----- MATERIAL FOR THIS EXERCISE -----
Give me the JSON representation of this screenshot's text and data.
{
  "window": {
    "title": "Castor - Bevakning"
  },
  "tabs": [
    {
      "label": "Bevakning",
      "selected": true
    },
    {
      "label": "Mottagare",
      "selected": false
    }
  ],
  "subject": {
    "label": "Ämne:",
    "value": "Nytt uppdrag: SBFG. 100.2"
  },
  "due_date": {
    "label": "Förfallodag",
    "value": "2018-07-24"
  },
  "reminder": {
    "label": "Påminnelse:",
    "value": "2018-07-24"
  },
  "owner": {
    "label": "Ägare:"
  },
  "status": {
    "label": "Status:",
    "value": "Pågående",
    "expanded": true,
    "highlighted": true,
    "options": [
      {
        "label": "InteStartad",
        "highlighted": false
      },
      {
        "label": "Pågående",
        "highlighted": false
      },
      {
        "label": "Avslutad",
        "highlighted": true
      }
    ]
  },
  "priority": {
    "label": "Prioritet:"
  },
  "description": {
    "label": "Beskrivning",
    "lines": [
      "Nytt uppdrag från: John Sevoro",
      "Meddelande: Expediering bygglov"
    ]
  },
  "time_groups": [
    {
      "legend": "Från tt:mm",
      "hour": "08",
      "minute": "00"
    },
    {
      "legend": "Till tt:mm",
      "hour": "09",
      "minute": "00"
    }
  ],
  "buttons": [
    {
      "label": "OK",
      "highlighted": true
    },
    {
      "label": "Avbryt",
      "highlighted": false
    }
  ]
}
-----
_AIM OF THE TASK_
Find the lines holding "uppdrag" and list every one.

_COMPLETED TASK_
    "value": "Nytt uppdrag: SBFG. 100.2"
      "Nytt uppdrag från: John Sevoro",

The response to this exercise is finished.